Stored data
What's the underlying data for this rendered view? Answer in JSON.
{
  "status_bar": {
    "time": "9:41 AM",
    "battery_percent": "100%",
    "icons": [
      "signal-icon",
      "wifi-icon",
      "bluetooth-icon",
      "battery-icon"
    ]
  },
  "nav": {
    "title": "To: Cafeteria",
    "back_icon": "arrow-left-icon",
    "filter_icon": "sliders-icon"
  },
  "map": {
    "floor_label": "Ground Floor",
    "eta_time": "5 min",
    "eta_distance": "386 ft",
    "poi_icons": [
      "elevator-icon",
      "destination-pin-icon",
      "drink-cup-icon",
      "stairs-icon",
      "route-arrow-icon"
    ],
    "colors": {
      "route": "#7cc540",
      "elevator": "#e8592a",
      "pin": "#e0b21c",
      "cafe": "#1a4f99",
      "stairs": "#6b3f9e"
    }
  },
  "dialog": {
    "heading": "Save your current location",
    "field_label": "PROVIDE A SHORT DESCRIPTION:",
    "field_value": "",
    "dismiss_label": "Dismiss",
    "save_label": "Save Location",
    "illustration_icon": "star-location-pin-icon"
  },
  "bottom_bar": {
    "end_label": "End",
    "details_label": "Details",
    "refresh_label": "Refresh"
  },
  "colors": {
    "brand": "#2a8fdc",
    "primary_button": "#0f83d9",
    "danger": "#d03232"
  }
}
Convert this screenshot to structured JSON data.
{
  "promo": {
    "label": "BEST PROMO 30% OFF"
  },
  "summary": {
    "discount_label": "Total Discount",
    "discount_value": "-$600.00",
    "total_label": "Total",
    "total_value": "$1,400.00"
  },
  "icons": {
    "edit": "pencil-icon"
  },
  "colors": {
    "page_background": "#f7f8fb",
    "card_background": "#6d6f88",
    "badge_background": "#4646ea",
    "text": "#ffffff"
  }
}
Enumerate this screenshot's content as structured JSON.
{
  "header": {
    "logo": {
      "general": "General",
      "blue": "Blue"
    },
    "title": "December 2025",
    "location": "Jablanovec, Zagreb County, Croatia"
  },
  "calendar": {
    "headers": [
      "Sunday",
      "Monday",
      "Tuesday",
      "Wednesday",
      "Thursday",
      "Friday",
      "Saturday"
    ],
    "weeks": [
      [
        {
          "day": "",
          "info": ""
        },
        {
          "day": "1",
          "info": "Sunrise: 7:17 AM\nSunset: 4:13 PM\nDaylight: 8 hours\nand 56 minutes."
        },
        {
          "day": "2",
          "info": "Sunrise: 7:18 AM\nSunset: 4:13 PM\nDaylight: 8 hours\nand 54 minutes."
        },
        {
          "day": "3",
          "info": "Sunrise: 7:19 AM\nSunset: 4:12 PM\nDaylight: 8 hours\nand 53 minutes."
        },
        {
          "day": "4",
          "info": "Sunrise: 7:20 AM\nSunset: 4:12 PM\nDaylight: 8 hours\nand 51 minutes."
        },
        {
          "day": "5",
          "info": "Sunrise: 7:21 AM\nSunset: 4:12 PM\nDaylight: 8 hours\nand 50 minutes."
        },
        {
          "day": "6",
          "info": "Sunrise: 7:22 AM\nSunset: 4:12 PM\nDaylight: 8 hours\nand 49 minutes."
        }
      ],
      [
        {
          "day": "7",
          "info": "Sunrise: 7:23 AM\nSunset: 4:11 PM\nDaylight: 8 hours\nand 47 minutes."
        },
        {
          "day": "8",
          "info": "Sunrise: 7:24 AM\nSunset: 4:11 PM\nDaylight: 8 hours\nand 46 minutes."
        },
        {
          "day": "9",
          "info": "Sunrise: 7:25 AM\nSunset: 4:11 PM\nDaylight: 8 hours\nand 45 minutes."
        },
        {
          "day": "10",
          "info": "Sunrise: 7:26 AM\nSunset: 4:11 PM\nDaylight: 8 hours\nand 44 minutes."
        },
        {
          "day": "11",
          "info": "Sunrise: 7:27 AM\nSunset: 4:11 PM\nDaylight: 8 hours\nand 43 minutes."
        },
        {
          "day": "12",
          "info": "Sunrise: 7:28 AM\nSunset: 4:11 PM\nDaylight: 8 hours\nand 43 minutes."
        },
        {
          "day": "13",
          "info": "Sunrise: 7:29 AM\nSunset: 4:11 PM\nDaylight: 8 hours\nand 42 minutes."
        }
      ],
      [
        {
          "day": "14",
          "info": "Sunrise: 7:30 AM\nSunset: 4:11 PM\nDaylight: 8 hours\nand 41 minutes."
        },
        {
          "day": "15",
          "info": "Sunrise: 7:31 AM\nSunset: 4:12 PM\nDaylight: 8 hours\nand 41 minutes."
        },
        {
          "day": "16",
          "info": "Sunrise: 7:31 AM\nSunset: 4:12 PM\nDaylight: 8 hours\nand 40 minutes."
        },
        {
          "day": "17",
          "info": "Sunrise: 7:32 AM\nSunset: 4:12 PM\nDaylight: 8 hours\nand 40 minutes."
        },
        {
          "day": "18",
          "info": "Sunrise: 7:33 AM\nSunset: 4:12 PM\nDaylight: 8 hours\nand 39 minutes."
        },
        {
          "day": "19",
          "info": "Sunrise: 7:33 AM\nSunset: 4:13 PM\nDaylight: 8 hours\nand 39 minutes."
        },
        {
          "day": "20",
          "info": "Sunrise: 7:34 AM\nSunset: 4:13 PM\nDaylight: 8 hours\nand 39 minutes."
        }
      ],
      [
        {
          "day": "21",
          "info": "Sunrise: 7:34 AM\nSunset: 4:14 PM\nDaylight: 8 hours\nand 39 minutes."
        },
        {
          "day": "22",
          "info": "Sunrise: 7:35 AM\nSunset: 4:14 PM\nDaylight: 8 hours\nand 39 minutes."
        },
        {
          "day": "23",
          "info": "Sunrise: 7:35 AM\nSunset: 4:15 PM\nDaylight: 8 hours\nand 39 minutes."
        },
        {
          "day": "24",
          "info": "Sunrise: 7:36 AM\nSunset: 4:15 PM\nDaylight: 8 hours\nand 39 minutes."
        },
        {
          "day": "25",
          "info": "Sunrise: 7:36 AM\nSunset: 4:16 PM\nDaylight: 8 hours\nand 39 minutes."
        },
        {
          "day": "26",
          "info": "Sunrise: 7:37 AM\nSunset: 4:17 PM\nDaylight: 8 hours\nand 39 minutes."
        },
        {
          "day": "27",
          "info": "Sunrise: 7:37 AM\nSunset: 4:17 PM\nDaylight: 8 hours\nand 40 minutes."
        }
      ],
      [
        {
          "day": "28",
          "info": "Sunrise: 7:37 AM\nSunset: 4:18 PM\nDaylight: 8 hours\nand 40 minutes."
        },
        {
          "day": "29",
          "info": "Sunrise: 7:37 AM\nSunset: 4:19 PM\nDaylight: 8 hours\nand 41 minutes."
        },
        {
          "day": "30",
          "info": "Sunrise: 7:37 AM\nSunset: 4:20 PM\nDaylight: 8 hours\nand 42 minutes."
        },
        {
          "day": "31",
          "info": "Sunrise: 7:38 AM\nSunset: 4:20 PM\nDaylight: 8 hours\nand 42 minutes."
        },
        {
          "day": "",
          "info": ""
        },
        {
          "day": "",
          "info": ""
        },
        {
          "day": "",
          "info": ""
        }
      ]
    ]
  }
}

**Your goal**. Look through the lines above and collect those with the word "structured".

**Exercise answer**.
Convert this screenshot to structured JSON data.
Enumerate this screenshot's content as structured JSON.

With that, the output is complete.